EXERCISE – Copy each line that contains the word "subtitle".

EXERCISE INPUTS –
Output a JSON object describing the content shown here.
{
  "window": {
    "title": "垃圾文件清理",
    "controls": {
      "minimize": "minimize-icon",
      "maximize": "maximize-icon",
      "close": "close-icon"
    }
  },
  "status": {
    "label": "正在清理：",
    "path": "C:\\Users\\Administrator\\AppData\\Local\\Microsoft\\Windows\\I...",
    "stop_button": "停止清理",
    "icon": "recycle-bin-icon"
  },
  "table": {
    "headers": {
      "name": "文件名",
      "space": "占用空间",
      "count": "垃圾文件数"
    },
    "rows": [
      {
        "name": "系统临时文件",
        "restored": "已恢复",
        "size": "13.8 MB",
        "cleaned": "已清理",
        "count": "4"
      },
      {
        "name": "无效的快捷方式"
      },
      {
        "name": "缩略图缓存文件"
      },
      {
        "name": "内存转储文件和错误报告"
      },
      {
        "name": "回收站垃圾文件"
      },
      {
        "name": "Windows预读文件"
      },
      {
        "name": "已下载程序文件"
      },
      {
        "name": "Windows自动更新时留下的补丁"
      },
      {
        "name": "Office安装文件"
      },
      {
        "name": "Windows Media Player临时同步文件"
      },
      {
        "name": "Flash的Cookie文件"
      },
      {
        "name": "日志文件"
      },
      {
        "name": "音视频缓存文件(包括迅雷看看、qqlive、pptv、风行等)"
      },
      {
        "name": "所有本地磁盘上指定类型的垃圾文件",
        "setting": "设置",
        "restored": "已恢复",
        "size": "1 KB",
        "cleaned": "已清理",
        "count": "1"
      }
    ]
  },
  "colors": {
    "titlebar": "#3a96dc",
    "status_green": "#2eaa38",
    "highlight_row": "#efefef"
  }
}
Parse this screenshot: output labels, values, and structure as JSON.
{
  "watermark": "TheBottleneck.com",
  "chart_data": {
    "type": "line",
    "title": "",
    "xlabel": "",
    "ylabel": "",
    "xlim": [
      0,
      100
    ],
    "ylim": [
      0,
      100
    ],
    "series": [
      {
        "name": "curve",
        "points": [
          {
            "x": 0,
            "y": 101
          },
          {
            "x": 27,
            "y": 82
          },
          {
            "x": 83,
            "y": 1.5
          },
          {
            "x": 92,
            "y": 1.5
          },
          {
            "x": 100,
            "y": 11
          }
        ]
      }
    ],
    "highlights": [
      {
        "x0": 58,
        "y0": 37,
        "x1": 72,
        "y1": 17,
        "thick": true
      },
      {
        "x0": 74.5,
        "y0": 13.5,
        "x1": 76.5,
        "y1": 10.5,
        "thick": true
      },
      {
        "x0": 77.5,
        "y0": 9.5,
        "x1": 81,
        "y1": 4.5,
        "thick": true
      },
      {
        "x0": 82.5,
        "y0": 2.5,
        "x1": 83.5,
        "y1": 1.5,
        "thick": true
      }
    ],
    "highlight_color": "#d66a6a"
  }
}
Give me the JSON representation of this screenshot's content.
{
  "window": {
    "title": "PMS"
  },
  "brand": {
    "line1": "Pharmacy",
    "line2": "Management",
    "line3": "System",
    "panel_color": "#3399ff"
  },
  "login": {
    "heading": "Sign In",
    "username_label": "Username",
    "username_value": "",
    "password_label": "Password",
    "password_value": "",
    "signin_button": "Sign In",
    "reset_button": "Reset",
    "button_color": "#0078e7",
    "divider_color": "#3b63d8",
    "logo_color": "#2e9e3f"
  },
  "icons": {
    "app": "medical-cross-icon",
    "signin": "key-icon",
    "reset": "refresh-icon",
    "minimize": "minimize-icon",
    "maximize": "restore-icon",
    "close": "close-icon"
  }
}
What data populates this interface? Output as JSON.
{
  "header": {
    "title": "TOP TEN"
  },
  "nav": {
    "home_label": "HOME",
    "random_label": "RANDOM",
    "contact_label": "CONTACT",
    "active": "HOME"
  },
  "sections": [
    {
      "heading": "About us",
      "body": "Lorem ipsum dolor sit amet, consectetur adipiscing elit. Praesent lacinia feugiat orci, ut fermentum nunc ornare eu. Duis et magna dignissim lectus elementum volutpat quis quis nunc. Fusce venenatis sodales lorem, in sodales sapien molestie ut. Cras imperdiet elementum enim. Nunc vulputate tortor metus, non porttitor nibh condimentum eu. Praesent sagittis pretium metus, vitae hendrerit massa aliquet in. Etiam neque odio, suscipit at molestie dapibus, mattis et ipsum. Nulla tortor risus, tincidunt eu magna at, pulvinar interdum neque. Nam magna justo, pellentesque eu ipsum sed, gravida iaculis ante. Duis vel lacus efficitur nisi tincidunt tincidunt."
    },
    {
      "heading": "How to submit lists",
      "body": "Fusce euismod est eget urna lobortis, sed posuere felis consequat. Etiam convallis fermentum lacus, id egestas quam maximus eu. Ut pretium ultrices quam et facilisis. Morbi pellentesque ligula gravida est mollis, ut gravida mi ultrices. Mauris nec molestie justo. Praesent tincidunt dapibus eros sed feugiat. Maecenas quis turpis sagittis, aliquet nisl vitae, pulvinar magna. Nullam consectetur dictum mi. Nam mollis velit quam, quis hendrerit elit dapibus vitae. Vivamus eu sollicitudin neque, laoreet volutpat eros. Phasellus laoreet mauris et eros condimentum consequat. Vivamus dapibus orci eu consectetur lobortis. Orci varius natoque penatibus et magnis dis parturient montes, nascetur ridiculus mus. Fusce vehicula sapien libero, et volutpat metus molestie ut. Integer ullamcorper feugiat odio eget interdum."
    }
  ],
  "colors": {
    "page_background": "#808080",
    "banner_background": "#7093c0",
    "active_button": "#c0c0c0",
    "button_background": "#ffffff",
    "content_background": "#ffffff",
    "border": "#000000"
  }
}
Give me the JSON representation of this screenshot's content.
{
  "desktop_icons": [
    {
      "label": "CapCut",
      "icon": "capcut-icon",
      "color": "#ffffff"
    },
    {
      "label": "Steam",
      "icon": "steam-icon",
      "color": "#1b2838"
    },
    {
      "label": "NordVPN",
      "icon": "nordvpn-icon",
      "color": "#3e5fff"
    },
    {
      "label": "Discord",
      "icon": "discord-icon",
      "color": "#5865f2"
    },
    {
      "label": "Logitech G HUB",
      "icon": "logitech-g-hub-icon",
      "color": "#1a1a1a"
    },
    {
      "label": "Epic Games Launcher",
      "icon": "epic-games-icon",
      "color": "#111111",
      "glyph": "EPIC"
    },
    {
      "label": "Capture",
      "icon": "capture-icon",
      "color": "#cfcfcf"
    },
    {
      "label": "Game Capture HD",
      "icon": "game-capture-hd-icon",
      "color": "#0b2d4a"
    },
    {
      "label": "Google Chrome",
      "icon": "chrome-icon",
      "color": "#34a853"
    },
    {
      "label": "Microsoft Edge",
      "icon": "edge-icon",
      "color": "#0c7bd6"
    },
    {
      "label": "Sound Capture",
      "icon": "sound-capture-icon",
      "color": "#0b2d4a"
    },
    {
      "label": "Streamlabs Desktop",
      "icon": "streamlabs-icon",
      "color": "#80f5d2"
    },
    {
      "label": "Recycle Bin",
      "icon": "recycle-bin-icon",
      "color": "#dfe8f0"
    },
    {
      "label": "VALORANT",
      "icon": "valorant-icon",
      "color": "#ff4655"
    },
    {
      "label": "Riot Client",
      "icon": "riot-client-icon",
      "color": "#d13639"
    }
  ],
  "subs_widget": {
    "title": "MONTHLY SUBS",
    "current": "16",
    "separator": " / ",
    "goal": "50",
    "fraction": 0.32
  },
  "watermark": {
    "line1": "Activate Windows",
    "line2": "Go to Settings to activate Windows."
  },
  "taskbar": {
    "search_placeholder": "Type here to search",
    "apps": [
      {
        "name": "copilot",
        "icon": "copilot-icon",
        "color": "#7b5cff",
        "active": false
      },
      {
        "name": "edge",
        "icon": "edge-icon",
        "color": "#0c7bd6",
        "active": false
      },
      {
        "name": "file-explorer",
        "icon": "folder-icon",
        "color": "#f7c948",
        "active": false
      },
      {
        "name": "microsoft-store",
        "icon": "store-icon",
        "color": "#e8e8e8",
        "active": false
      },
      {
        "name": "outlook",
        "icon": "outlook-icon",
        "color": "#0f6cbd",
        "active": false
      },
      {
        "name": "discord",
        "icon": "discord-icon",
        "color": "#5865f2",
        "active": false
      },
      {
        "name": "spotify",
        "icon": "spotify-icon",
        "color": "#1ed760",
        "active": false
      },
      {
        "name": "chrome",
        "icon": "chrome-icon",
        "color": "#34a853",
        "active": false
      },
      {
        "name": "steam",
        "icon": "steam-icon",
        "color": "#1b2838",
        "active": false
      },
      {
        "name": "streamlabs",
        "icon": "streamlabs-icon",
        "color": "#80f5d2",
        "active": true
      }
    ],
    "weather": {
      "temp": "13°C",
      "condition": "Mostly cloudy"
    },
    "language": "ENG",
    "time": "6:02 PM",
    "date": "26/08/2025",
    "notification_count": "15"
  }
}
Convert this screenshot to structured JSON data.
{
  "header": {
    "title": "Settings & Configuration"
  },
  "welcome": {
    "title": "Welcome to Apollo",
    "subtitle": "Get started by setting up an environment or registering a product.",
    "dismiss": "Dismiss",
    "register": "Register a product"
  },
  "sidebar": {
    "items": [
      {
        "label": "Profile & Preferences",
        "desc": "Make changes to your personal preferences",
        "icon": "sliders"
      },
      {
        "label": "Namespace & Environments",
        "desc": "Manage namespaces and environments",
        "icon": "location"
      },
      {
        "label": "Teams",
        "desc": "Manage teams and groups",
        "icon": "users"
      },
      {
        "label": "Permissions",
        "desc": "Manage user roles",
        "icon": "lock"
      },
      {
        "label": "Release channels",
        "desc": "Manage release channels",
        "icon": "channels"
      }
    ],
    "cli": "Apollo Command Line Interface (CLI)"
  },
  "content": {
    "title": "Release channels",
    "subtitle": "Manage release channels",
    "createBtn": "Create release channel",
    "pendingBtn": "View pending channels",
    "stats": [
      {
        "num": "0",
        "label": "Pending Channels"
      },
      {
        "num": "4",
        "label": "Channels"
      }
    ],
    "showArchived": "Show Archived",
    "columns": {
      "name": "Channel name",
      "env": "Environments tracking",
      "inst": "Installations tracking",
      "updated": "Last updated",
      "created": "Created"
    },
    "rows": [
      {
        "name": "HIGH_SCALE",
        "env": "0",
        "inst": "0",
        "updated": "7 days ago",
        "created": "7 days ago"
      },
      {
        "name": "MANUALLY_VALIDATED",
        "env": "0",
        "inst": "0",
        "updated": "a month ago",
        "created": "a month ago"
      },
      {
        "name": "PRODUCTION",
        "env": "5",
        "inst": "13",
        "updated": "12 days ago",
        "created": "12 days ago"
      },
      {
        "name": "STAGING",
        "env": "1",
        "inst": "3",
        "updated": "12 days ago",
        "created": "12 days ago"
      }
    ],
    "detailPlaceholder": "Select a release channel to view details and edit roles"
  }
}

WRITTEN RESPONSE –
    "subtitle": "Get started by setting up an environment or registering a product.",
    "subtitle": "Manage release channels",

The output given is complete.